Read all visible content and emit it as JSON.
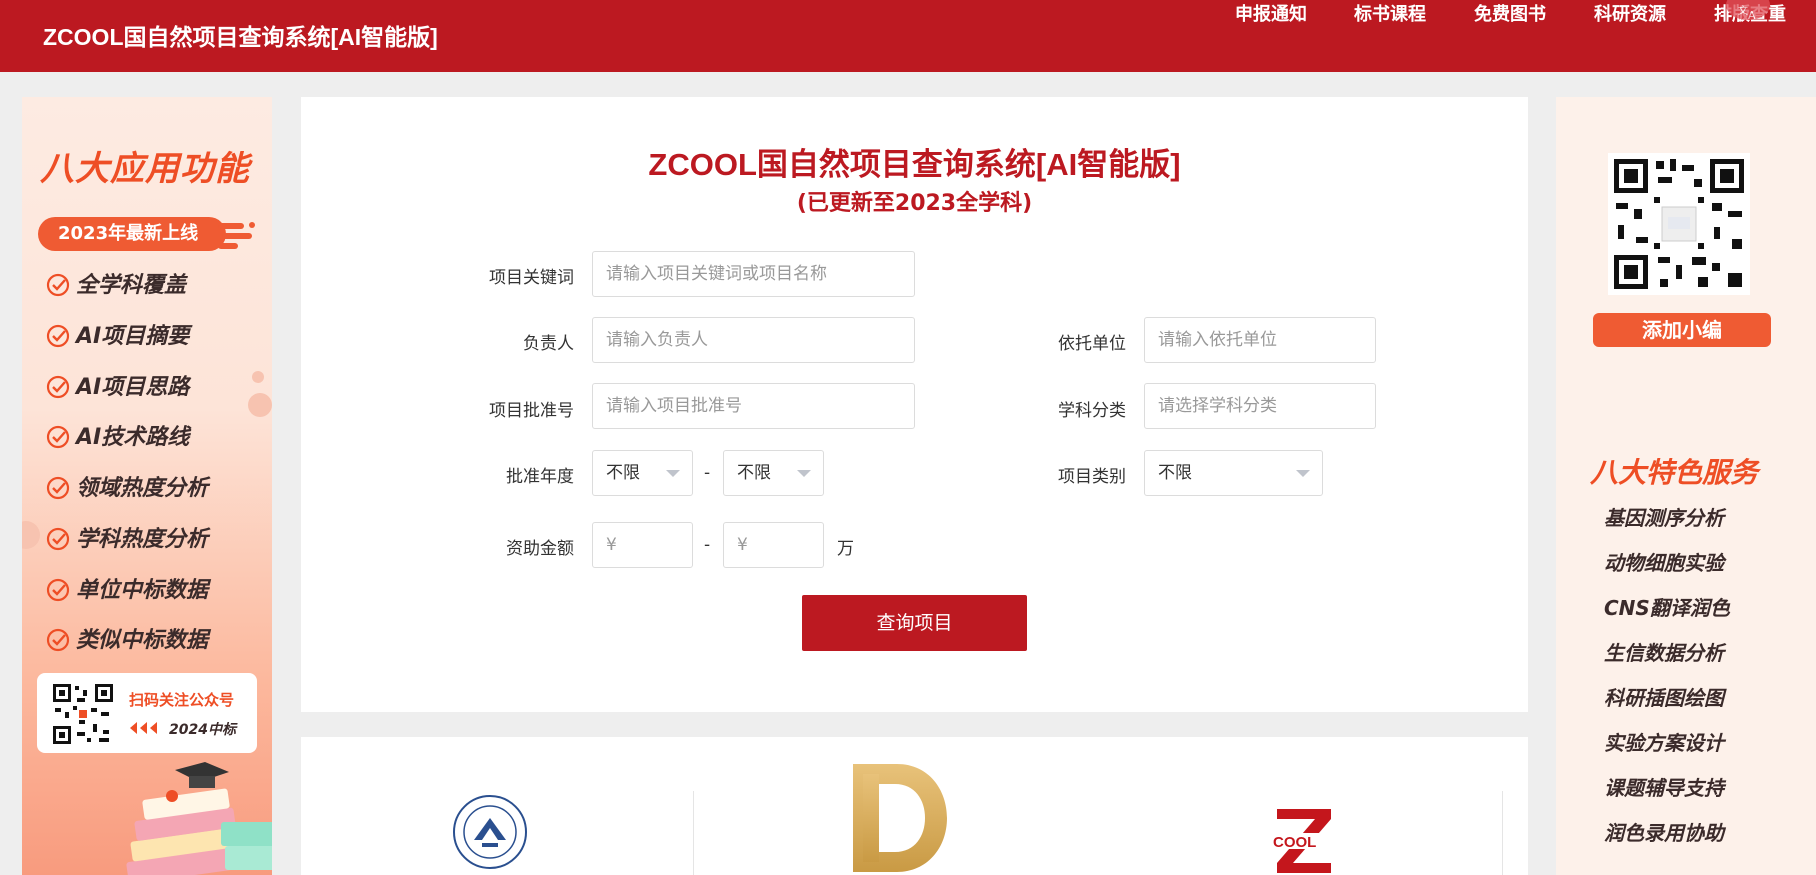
{
  "header": {
    "brand": "ZCOOL国自然项目查询系统[AI智能版]",
    "nav": [
      "申报通知",
      "标书课程",
      "免费图书",
      "科研资源",
      "排版查重"
    ],
    "translate_icon": "translate-icon"
  },
  "left_banner": {
    "title": "八大应用功能",
    "badge": "2023年最新上线",
    "features": [
      "全学科覆盖",
      "AI项目摘要",
      "AI项目思路",
      "AI技术路线",
      "领域热度分析",
      "学科热度分析",
      "单位中标数据",
      "类似中标数据"
    ],
    "qr_text": "扫码关注公众号",
    "qr_subtext": "2024中标"
  },
  "main": {
    "title": "ZCOOL国自然项目查询系统[AI智能版]",
    "subtitle": "(已更新至2023全学科)",
    "fields": {
      "keyword": {
        "label": "项目关键词",
        "placeholder": "请输入项目关键词或项目名称"
      },
      "leader": {
        "label": "负责人",
        "placeholder": "请输入负责人"
      },
      "institution": {
        "label": "依托单位",
        "placeholder": "请输入依托单位"
      },
      "approval_no": {
        "label": "项目批准号",
        "placeholder": "请输入项目批准号"
      },
      "discipline": {
        "label": "学科分类",
        "placeholder": "请选择学科分类"
      },
      "year": {
        "label": "批准年度",
        "from": "不限",
        "to": "不限",
        "separator": "-"
      },
      "category": {
        "label": "项目类别",
        "value": "不限"
      },
      "funding": {
        "label": "资助金额",
        "from_symbol": "¥",
        "to_symbol": "¥",
        "separator": "-",
        "unit": "万"
      }
    },
    "search_button": "查询项目"
  },
  "logos": [
    "university-seal-logo",
    "gold-d-logo",
    "zcool-logo"
  ],
  "right_banner": {
    "add_button": "添加小编",
    "title": "八大特色服务",
    "services": [
      "基因测序分析",
      "动物细胞实验",
      "CNS翻译润色",
      "生信数据分析",
      "科研插图绘图",
      "实验方案设计",
      "课题辅导支持",
      "润色录用协助"
    ]
  },
  "colors": {
    "brand_red": "#bc1921",
    "accent_orange": "#ef5b33"
  }
}
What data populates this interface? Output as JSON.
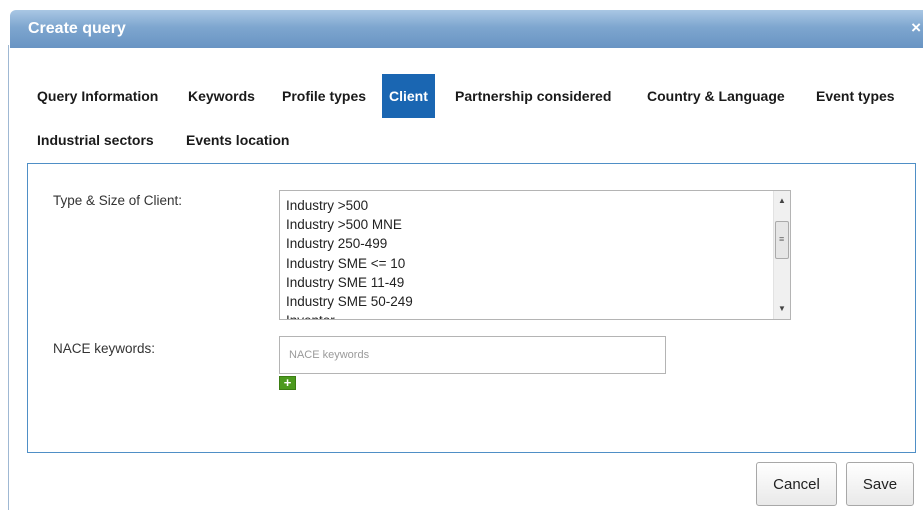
{
  "dialog": {
    "title": "Create query",
    "close_glyph": "×"
  },
  "tabs": [
    {
      "label": "Query Information",
      "active": false
    },
    {
      "label": "Keywords",
      "active": false
    },
    {
      "label": "Profile types",
      "active": false
    },
    {
      "label": "Client",
      "active": true
    },
    {
      "label": "Partnership considered",
      "active": false
    },
    {
      "label": "Country & Language",
      "active": false
    },
    {
      "label": "Event types",
      "active": false
    },
    {
      "label": "Industrial sectors",
      "active": false
    },
    {
      "label": "Events location",
      "active": false
    }
  ],
  "client_panel": {
    "type_size_label": "Type & Size of Client:",
    "type_size_options": [
      "Industry >500",
      "Industry >500 MNE",
      "Industry 250-499",
      "Industry SME <= 10",
      "Industry SME 11-49",
      "Industry SME 50-249",
      "Inventor"
    ],
    "nace_label": "NACE keywords:",
    "nace_placeholder": "NACE keywords",
    "nace_value": "",
    "add_glyph": "+"
  },
  "footer": {
    "cancel_label": "Cancel",
    "save_label": "Save"
  },
  "colors": {
    "titlebar": "#7ea6cf",
    "active_tab": "#1a66b2",
    "panel_border": "#4f8fc6",
    "add_button": "#4c9a1e"
  }
}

────────

**EXERCISE DETAILS:**
In the entries above, find lines with "JSON" and copy each.

**CORRECT OUTPUT:**
Read all visible content and emit it as JSON.
What data populates this interface? Output as JSON.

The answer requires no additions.